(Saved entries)
------------------------------------------------------------

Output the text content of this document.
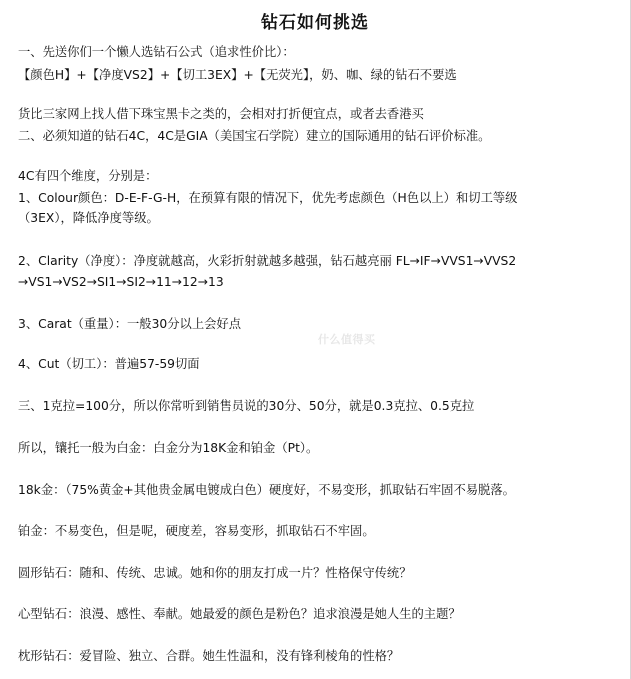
钻石如何挑选
一、先送你们一个懒人选钻石公式（追求性价比）：
【颜色H】+【净度VS2】+【切工3EX】+【无荧光】，奶、咖、绿的钻石不要选
货比三家网上找人借下珠宝黑卡之类的，会相对打折便宜点，或者去香港买
二、必须知道的钻石4C，4C是GIA（美国宝石学院）建立的国际通用的钻石评价标准。
4C有四个维度，分别是：
1、Colour颜色：D-E-F-G-H，在预算有限的情况下，优先考虑颜色（H色以上）和切工等级
（3EX），降低净度等级。
2、Clarity（净度）：净度就越高，火彩折射就越多越强，钻石越亮丽 FL→IF→VVS1→VVS2
→VS1→VS2→SI1→SI2→11→12→13
3、Carat（重量）：一般30分以上会好点
4、Cut（切工）：普遍57-59切面
三、1克拉=100分，所以你常听到销售员说的30分、50分，就是0.3克拉、0.5克拉
所以，镶托一般为白金：白金分为18K金和铂金（Pt）。
18k金：（75%黄金+其他贵金属电镀成白色）硬度好，不易变形，抓取钻石牢固不易脱落。
铂金：不易变色，但是呢，硬度差，容易变形，抓取钻石不牢固。
圆形钻石：随和、传统、忠诚。她和你的朋友打成一片？性格保守传统？
心型钻石：浪漫、感性、奉献。她最爱的颜色是粉色？追求浪漫是她人生的主题？
枕形钻石：爱冒险、独立、合群。她生性温和，没有锋利棱角的性格？
什么值得买
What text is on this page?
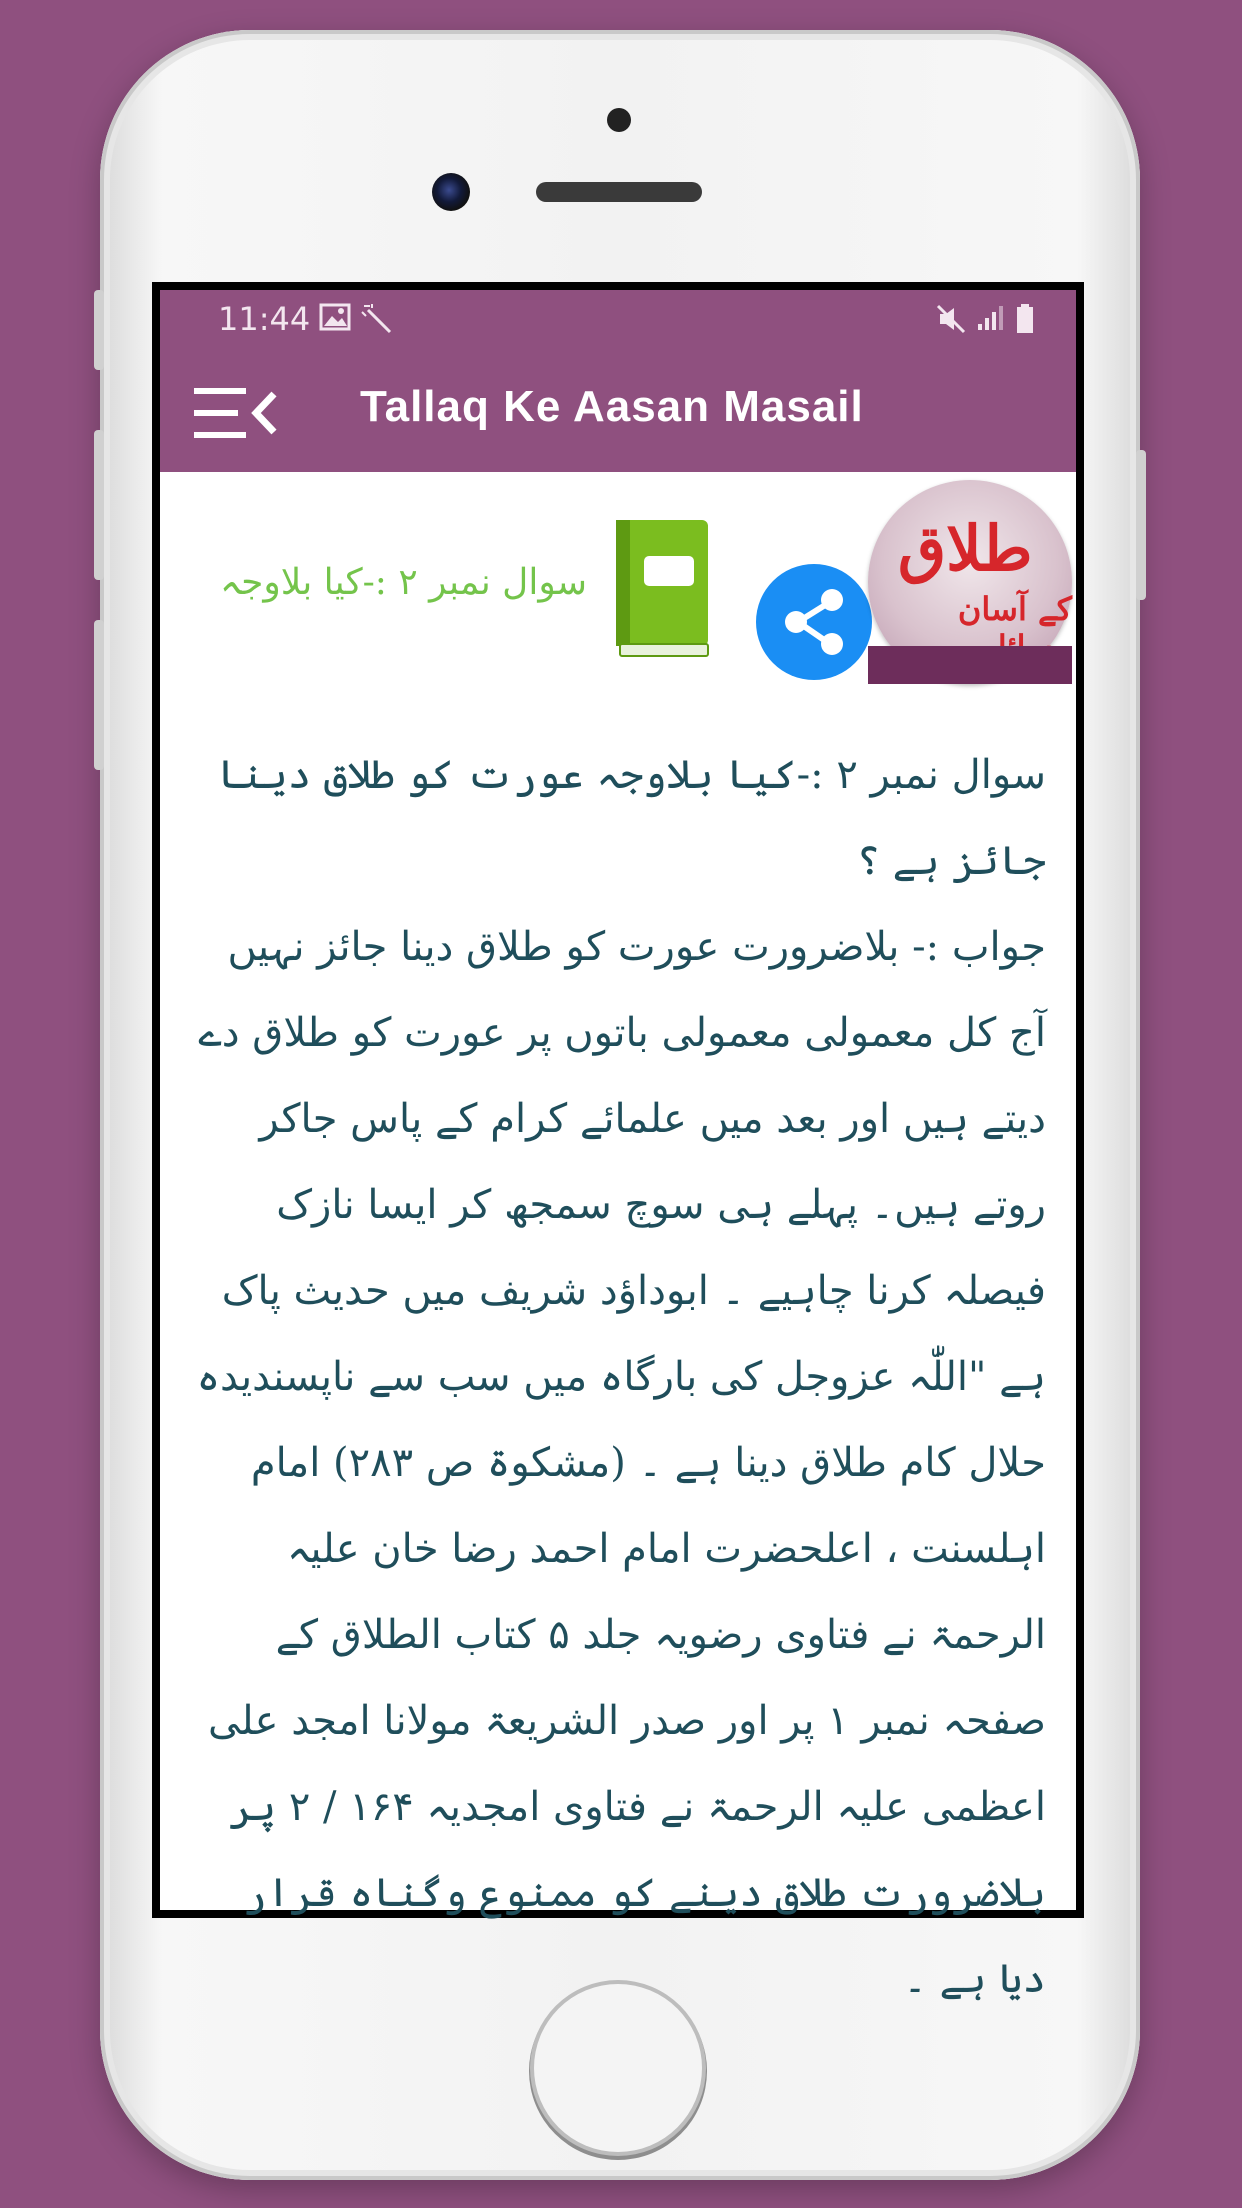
11:44
Tallaq Ke Aasan Masail
سوال نمبر ۲ :-کیا بلاوجہ	طلاق
کے آسان

سوال نمبر ۲ :-کیا بلاوجہ عورت کو طلاق دینا جائز ہے ؟

جواب :- بلاضرورت عورت کو طلاق دینا جائز نہیں آج کل معمولی معمولی باتوں پر عورت کو طلاق دے دیتے ہیں اور بعد میں علمائے کرام کے پاس جاکر روتے ہیں۔ پہلے ہی سوچ سمجھ کر ایسا نازک فیصلہ کرنا چاہیے ۔ ابوداؤد شریف میں حدیث پاک ہے "اللّٰہ عزوجل کی بارگاہ میں سب سے ناپسندیدہ حلال کام طلاق دینا ہے ۔ (مشکوۃ ص ۲۸۳) امام اہلسنت ، اعلحضرت امام احمد رضا خان علیہ الرحمۃ نے فتاوی رضویہ جلد ۵ کتاب الطلاق کے صفحہ نمبر ۱ پر اور صدر الشریعۃ مولانا امجد علی اعظمی علیہ الرحمۃ نے فتاوی امجدیہ ۱۶۴ / ۲ پر بلاضرورت طلاق دینے کو ممنوع وگناہ قرار دیا ہے ۔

------------------------------------------------------------

__EXERCISE PROMPT__.
Output, exactly, all the records above; include no pictures.

__WRITTEN RESPONSE__.
Output the text content of this document.
钻石如何挑选
一、先送你们一个懒人选钻石公式（追求性价比）：
【颜色H】+【净度VS2】+【切工3EX】+【无荧光】，奶、咖、绿的钻石不要选
货比三家网上找人借下珠宝黑卡之类的，会相对打折便宜点，或者去香港买
二、必须知道的钻石4C，4C是GIA（美国宝石学院）建立的国际通用的钻石评价标准。
4C有四个维度，分别是：
1、Colour颜色：D-E-F-G-H，在预算有限的情况下，优先考虑颜色（H色以上）和切工等级
（3EX），降低净度等级。
2、Clarity（净度）：净度就越高，火彩折射就越多越强，钻石越亮丽 FL→IF→VVS1→VVS2
→VS1→VS2→SI1→SI2→11→12→13
3、Carat（重量）：一般30分以上会好点
4、Cut（切工）：普遍57-59切面
三、1克拉=100分，所以你常听到销售员说的30分、50分，就是0.3克拉、0.5克拉
所以，镶托一般为白金：白金分为18K金和铂金（Pt）。
18k金：（75%黄金+其他贵金属电镀成白色）硬度好，不易变形，抓取钻石牢固不易脱落。
铂金：不易变色，但是呢，硬度差，容易变形，抓取钻石不牢固。
圆形钻石：随和、传统、忠诚。她和你的朋友打成一片？性格保守传统？
心型钻石：浪漫、感性、奉献。她最爱的颜色是粉色？追求浪漫是她人生的主题？
枕形钻石：爱冒险、独立、合群。她生性温和，没有锋利棱角的性格？
什么值得买
What text is on this page?
11:44
Tallaq Ke Aasan Masail
سوال نمبر ۲ :-کیا بلاوجہ	طلاق
کے آسان

سوال نمبر ۲ :-کیا بلاوجہ عورت کو طلاق دینا جائز ہے ؟

جواب :- بلاضرورت عورت کو طلاق دینا جائز نہیں آج کل معمولی معمولی باتوں پر عورت کو طلاق دے دیتے ہیں اور بعد میں علمائے کرام کے پاس جاکر روتے ہیں۔ پہلے ہی سوچ سمجھ کر ایسا نازک فیصلہ کرنا چاہیے ۔ ابوداؤد شریف میں حدیث پاک ہے "اللّٰہ عزوجل کی بارگاہ میں سب سے ناپسندیدہ حلال کام طلاق دینا ہے ۔ (مشکوۃ ص ۲۸۳) امام اہلسنت ، اعلحضرت امام احمد رضا خان علیہ الرحمۃ نے فتاوی رضویہ جلد ۵ کتاب الطلاق کے صفحہ نمبر ۱ پر اور صدر الشریعۃ مولانا امجد علی اعظمی علیہ الرحمۃ نے فتاوی امجدیہ ۱۶۴ / ۲ پر بلاضرورت طلاق دینے کو ممنوع وگناہ قرار دیا ہے ۔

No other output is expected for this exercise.